§ MATERIAL FOR THIS TASK
# # # # # # #

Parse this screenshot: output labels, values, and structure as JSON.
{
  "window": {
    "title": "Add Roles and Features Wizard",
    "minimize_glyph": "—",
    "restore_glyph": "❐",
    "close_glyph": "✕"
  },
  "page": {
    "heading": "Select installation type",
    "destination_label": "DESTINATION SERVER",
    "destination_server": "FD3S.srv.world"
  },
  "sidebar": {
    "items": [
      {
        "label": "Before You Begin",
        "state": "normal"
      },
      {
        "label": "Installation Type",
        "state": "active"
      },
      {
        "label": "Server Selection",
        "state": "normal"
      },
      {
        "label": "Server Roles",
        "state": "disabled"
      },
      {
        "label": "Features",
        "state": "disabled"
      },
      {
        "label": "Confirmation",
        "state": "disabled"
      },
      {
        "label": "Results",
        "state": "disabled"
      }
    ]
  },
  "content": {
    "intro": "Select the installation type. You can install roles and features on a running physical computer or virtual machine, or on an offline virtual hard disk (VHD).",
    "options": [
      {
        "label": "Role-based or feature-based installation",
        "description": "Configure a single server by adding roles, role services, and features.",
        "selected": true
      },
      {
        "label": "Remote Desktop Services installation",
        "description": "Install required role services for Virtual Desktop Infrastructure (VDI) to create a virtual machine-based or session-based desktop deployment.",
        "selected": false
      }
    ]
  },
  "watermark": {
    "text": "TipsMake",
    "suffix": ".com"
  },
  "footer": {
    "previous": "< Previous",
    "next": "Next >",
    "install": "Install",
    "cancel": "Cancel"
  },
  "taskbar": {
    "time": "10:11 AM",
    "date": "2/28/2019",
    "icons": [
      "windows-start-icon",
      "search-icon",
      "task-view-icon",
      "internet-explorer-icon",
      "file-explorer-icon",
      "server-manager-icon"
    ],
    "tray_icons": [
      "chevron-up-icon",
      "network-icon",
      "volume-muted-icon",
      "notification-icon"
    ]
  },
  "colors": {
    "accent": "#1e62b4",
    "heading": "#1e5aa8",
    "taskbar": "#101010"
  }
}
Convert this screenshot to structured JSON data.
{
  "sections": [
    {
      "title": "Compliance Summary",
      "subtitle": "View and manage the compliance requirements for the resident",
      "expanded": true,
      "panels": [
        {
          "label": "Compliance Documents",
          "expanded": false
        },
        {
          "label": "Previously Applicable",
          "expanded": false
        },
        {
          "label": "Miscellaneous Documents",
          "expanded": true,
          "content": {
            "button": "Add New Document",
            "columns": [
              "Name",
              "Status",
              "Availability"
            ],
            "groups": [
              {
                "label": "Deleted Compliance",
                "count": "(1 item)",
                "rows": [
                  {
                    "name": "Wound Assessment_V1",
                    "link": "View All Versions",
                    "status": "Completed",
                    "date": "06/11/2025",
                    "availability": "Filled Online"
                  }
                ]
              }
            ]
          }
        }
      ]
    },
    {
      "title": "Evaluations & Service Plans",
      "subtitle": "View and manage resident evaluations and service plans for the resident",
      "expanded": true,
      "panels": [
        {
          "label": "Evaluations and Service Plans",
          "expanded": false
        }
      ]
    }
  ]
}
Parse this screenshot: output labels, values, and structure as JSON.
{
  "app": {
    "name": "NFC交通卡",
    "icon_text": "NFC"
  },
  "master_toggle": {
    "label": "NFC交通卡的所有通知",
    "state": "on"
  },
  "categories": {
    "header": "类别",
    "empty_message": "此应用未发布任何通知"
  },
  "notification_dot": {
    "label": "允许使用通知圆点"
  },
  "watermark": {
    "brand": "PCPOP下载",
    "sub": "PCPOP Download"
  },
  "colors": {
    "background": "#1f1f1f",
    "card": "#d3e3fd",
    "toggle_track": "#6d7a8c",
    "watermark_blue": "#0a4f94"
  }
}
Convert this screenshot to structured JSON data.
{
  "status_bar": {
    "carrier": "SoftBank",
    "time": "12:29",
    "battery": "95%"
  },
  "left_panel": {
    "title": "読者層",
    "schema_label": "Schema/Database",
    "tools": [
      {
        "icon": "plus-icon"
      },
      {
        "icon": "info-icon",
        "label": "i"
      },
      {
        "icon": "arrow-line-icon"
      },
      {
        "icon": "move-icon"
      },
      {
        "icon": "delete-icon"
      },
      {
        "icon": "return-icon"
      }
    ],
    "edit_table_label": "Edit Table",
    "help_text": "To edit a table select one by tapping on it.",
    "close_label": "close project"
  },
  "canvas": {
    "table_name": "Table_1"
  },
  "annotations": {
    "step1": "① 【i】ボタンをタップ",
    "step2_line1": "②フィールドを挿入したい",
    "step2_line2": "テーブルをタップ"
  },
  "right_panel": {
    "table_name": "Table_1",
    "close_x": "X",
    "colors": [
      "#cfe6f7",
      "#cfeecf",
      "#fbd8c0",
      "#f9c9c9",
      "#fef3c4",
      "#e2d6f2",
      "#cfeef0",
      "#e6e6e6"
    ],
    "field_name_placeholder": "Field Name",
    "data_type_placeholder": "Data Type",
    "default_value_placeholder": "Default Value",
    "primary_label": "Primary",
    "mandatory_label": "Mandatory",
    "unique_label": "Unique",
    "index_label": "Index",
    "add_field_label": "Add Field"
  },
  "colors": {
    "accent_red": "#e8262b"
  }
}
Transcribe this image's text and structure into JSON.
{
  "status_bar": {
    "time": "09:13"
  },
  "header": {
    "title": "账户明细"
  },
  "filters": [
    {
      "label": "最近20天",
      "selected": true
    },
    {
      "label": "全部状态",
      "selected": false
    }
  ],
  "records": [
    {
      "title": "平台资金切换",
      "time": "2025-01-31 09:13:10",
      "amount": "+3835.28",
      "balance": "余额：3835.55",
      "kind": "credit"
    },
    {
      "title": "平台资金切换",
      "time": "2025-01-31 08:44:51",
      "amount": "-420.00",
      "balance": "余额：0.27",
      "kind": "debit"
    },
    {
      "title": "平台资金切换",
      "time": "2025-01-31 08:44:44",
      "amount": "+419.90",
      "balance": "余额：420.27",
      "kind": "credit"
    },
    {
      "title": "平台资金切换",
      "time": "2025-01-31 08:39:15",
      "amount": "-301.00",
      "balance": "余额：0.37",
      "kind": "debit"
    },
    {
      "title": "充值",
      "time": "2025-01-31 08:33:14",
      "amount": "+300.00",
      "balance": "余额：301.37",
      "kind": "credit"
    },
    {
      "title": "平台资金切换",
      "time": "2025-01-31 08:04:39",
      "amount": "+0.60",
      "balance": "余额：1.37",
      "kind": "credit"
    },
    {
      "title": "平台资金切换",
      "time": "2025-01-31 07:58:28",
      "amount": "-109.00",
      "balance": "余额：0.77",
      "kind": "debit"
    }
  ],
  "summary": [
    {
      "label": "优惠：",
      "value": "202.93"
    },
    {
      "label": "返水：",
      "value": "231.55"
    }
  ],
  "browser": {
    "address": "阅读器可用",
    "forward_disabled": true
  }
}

# # # # # # #

§ WRITTEN PROBLEM
Copy each line above that contains the string "Documents".

§ RESPONSE TO THIS EXERCISE
          "label": "Compliance Documents",
          "label": "Miscellaneous Documents",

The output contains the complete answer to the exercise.